▸ **Task directions**
Exactly as written, quote every line that follows, skipping the images.
━━━ Stored rows ━━━
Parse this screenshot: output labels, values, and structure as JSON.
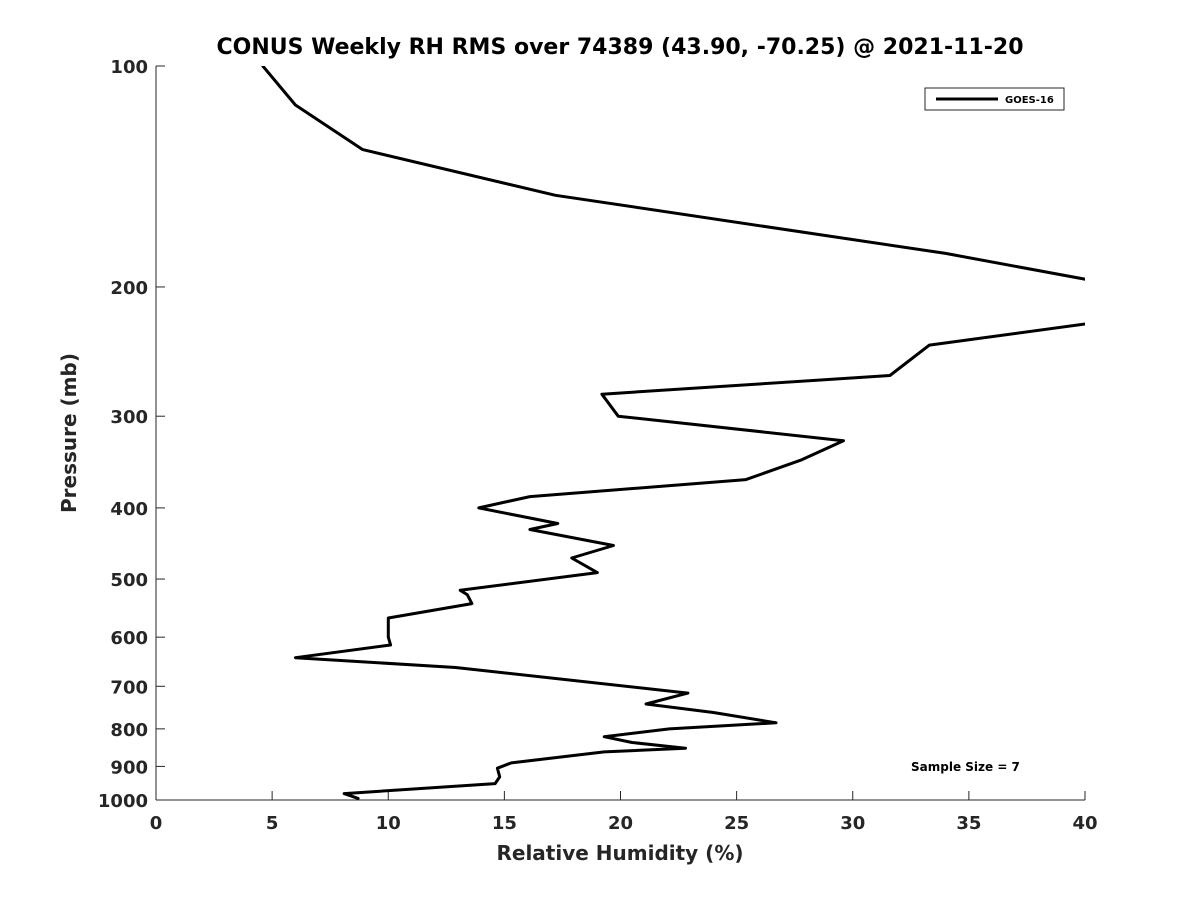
{
  "chart_data": {
    "type": "line",
    "title": "CONUS Weekly RH RMS over 74389 (43.90, -70.25) @ 2021-11-20",
    "xlabel": "Relative Humidity (%)",
    "ylabel": "Pressure (mb)",
    "xlim": [
      0,
      40
    ],
    "ylim": [
      100,
      1000
    ],
    "y_scale": "log",
    "y_reversed": true,
    "x_ticks": [
      0,
      5,
      10,
      15,
      20,
      25,
      30,
      35,
      40
    ],
    "y_ticks": [
      100,
      200,
      300,
      400,
      500,
      600,
      700,
      800,
      900,
      1000
    ],
    "grid": false,
    "legend_position": "top-right",
    "annotation": "Sample Size = 7",
    "series": [
      {
        "name": "GOES-16",
        "color": "#000000",
        "x": [
          4.6,
          6.0,
          8.9,
          17.2,
          34.0,
          40.3,
          null,
          40.3,
          33.3,
          31.6,
          19.2,
          19.9,
          29.6,
          27.8,
          25.4,
          16.1,
          13.9,
          17.3,
          16.1,
          19.7,
          17.9,
          19.0,
          13.1,
          13.4,
          13.6,
          10.0,
          10.0,
          10.0,
          10.1,
          6.0,
          12.9,
          22.9,
          21.1,
          24.0,
          26.7,
          22.1,
          19.3,
          20.5,
          22.8,
          19.3,
          15.3,
          14.7,
          14.8,
          14.6,
          8.1,
          8.7
        ],
        "y": [
          100,
          113,
          130,
          150,
          180,
          196,
          null,
          224,
          240,
          264,
          280,
          300,
          324,
          344,
          366,
          386,
          400,
          420,
          428,
          450,
          468,
          490,
          518,
          525,
          540,
          565,
          580,
          600,
          615,
          640,
          660,
          715,
          740,
          760,
          785,
          800,
          820,
          835,
          850,
          860,
          890,
          905,
          930,
          950,
          980,
          995
        ]
      }
    ]
  }
}
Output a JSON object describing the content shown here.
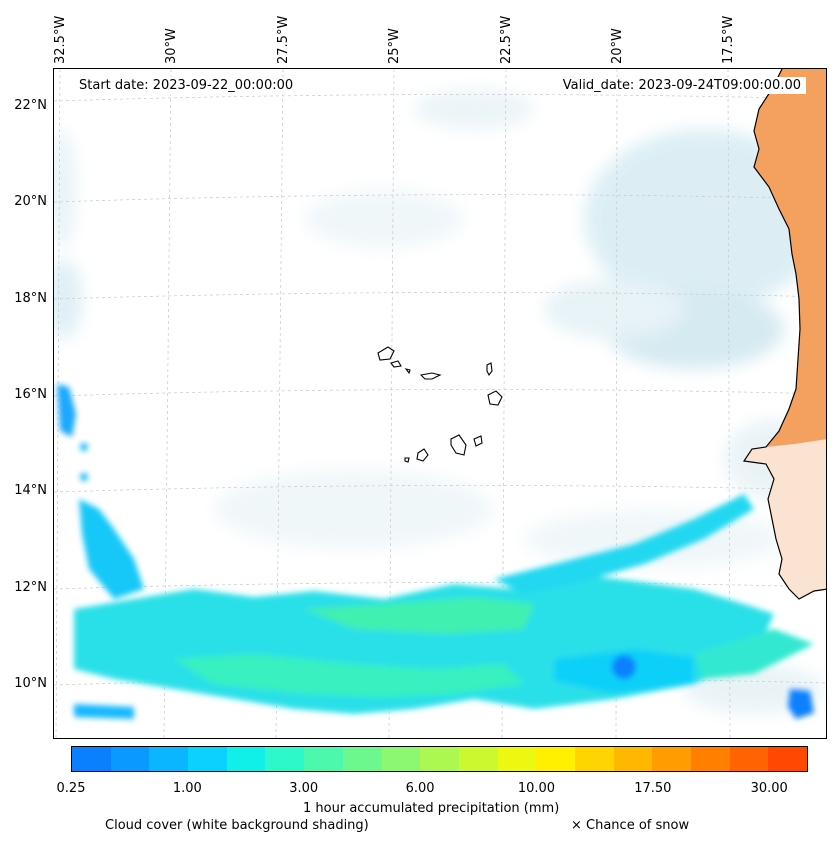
{
  "map": {
    "start_date": "Start date: 2023-09-22_00:00:00",
    "valid_date": "Valid_date: 2023-09-24T09:00:00.00",
    "lon_labels": [
      "32.5°W",
      "30°W",
      "27.5°W",
      "25°W",
      "22.5°W",
      "20°W",
      "17.5°W"
    ],
    "lat_labels": [
      "22°N",
      "20°N",
      "18°N",
      "16°N",
      "14°N",
      "12°N",
      "10°N"
    ],
    "colors": {
      "land": "#f4a15f",
      "coast": "#000000",
      "cloud": "#d6ecf3"
    }
  },
  "colorbar": {
    "colors": [
      "#0a80ff",
      "#0a9aff",
      "#0ab6ff",
      "#0ad2ff",
      "#10f0e8",
      "#2cf8cc",
      "#4cf8ac",
      "#6cf88c",
      "#8cf870",
      "#acf850",
      "#ccf830",
      "#ecf810",
      "#fff000",
      "#ffd400",
      "#ffb800",
      "#ff9c00",
      "#ff8000",
      "#ff6400",
      "#ff4800"
    ],
    "ticks": [
      "0.25",
      "1.00",
      "3.00",
      "6.00",
      "10.00",
      "17.50",
      "30.00"
    ],
    "label": "1 hour accumulated precipitation (mm)"
  },
  "legend": {
    "cloud_cover": "Cloud cover (white background shading)",
    "snow": "× Chance of snow"
  }
}
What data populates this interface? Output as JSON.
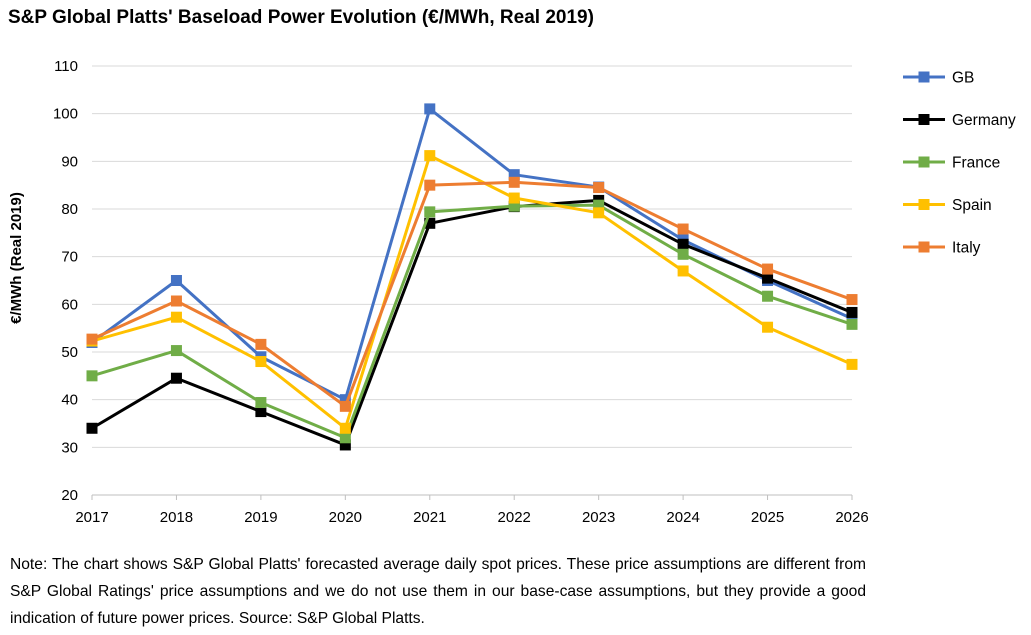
{
  "chart_data": {
    "type": "line",
    "title": "S&P Global Platts' Baseload Power Evolution (€/MWh, Real 2019)",
    "xlabel": "",
    "ylabel": "€/MWh (Real 2019)",
    "ylim": [
      20,
      110
    ],
    "yticks": [
      20,
      30,
      40,
      50,
      60,
      70,
      80,
      90,
      100,
      110
    ],
    "grid": true,
    "legend_position": "right",
    "x": [
      "2017",
      "2018",
      "2019",
      "2020",
      "2021",
      "2022",
      "2023",
      "2024",
      "2025",
      "2026"
    ],
    "series": [
      {
        "name": "GB",
        "color": "#4472C4",
        "values": [
          52,
          65,
          49,
          40,
          101,
          87.2,
          84.6,
          73.5,
          65,
          57
        ]
      },
      {
        "name": "Germany",
        "color": "#000000",
        "values": [
          34,
          44.5,
          37.5,
          30.5,
          77,
          80.5,
          81.8,
          72.6,
          65.5,
          58.3
        ]
      },
      {
        "name": "France",
        "color": "#70AD47",
        "values": [
          45,
          50.3,
          39.4,
          32,
          79.4,
          80.6,
          80.8,
          70.5,
          61.7,
          55.8
        ]
      },
      {
        "name": "Spain",
        "color": "#FFC000",
        "values": [
          52.3,
          57.3,
          48,
          34,
          91.2,
          82.3,
          79.2,
          67,
          55.2,
          47.4
        ]
      },
      {
        "name": "Italy",
        "color": "#ED7D31",
        "values": [
          52.7,
          60.7,
          51.6,
          38.6,
          85,
          85.6,
          84.5,
          75.8,
          67.4,
          61
        ]
      }
    ]
  },
  "note": "Note: The chart shows S&P Global Platts' forecasted average daily spot prices. These price assumptions are different from S&P Global Ratings' price assumptions and we do not use them in our base-case assumptions, but they provide a good indication of future power prices. Source: S&P Global Platts."
}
━━━
▸ **Exercise response**
Parse this screenshot: output labels, values, and structure as JSON.
{
  "chart_data": {
    "type": "line",
    "title": "CONUS Weekly RH RMS over 74389 (43.90, -70.25) @ 2021-11-20",
    "xlabel": "Relative Humidity (%)",
    "ylabel": "Pressure (mb)",
    "xlim": [
      0,
      40
    ],
    "ylim": [
      100,
      1000
    ],
    "y_scale": "log",
    "y_reversed": true,
    "x_ticks": [
      0,
      5,
      10,
      15,
      20,
      25,
      30,
      35,
      40
    ],
    "y_ticks": [
      100,
      200,
      300,
      400,
      500,
      600,
      700,
      800,
      900,
      1000
    ],
    "grid": false,
    "legend_position": "top-right",
    "annotation": "Sample Size = 7",
    "series": [
      {
        "name": "GOES-16",
        "color": "#000000",
        "x": [
          4.6,
          6.0,
          8.9,
          17.2,
          34.0,
          40.3,
          null,
          40.3,
          33.3,
          31.6,
          19.2,
          19.9,
          29.6,
          27.8,
          25.4,
          16.1,
          13.9,
          17.3,
          16.1,
          19.7,
          17.9,
          19.0,
          13.1,
          13.4,
          13.6,
          10.0,
          10.0,
          10.0,
          10.1,
          6.0,
          12.9,
          22.9,
          21.1,
          24.0,
          26.7,
          22.1,
          19.3,
          20.5,
          22.8,
          19.3,
          15.3,
          14.7,
          14.8,
          14.6,
          8.1,
          8.7
        ],
        "y": [
          100,
          113,
          130,
          150,
          180,
          196,
          null,
          224,
          240,
          264,
          280,
          300,
          324,
          344,
          366,
          386,
          400,
          420,
          428,
          450,
          468,
          490,
          518,
          525,
          540,
          565,
          580,
          600,
          615,
          640,
          660,
          715,
          740,
          760,
          785,
          800,
          820,
          835,
          850,
          860,
          890,
          905,
          930,
          950,
          980,
          995
        ]
      }
    ]
  }
}
Output a JSON object describing the content shown here.
{
  "map": {
    "start_date": "Start date: 2023-09-22_00:00:00",
    "valid_date": "Valid_date: 2023-09-24T09:00:00.00",
    "lon_labels": [
      "32.5°W",
      "30°W",
      "27.5°W",
      "25°W",
      "22.5°W",
      "20°W",
      "17.5°W"
    ],
    "lat_labels": [
      "22°N",
      "20°N",
      "18°N",
      "16°N",
      "14°N",
      "12°N",
      "10°N"
    ],
    "colors": {
      "land": "#f4a15f",
      "coast": "#000000",
      "cloud": "#d6ecf3"
    }
  },
  "colorbar": {
    "colors": [
      "#0a80ff",
      "#0a9aff",
      "#0ab6ff",
      "#0ad2ff",
      "#10f0e8",
      "#2cf8cc",
      "#4cf8ac",
      "#6cf88c",
      "#8cf870",
      "#acf850",
      "#ccf830",
      "#ecf810",
      "#fff000",
      "#ffd400",
      "#ffb800",
      "#ff9c00",
      "#ff8000",
      "#ff6400",
      "#ff4800"
    ],
    "ticks": [
      "0.25",
      "1.00",
      "3.00",
      "6.00",
      "10.00",
      "17.50",
      "30.00"
    ],
    "label": "1 hour accumulated precipitation (mm)"
  },
  "legend": {
    "cloud_cover": "Cloud cover (white background shading)",
    "snow": "× Chance of snow"
  }
}
What data populates this interface? Output as JSON.
{
  "chart_data": {
    "type": "line",
    "title": "S&P Global Platts' Baseload Power Evolution (€/MWh, Real 2019)",
    "xlabel": "",
    "ylabel": "€/MWh (Real 2019)",
    "ylim": [
      20,
      110
    ],
    "yticks": [
      20,
      30,
      40,
      50,
      60,
      70,
      80,
      90,
      100,
      110
    ],
    "grid": true,
    "legend_position": "right",
    "x": [
      "2017",
      "2018",
      "2019",
      "2020",
      "2021",
      "2022",
      "2023",
      "2024",
      "2025",
      "2026"
    ],
    "series": [
      {
        "name": "GB",
        "color": "#4472C4",
        "values": [
          52,
          65,
          49,
          40,
          101,
          87.2,
          84.6,
          73.5,
          65,
          57
        ]
      },
      {
        "name": "Germany",
        "color": "#000000",
        "values": [
          34,
          44.5,
          37.5,
          30.5,
          77,
          80.5,
          81.8,
          72.6,
          65.5,
          58.3
        ]
      },
      {
        "name": "France",
        "color": "#70AD47",
        "values": [
          45,
          50.3,
          39.4,
          32,
          79.4,
          80.6,
          80.8,
          70.5,
          61.7,
          55.8
        ]
      },
      {
        "name": "Spain",
        "color": "#FFC000",
        "values": [
          52.3,
          57.3,
          48,
          34,
          91.2,
          82.3,
          79.2,
          67,
          55.2,
          47.4
        ]
      },
      {
        "name": "Italy",
        "color": "#ED7D31",
        "values": [
          52.7,
          60.7,
          51.6,
          38.6,
          85,
          85.6,
          84.5,
          75.8,
          67.4,
          61
        ]
      }
    ]
  },
  "note": "Note: The chart shows S&P Global Platts' forecasted average daily spot prices. These price assumptions are different from S&P Global Ratings' price assumptions and we do not use them in our base-case assumptions, but they provide a good indication of future power prices. Source: S&P Global Platts."
}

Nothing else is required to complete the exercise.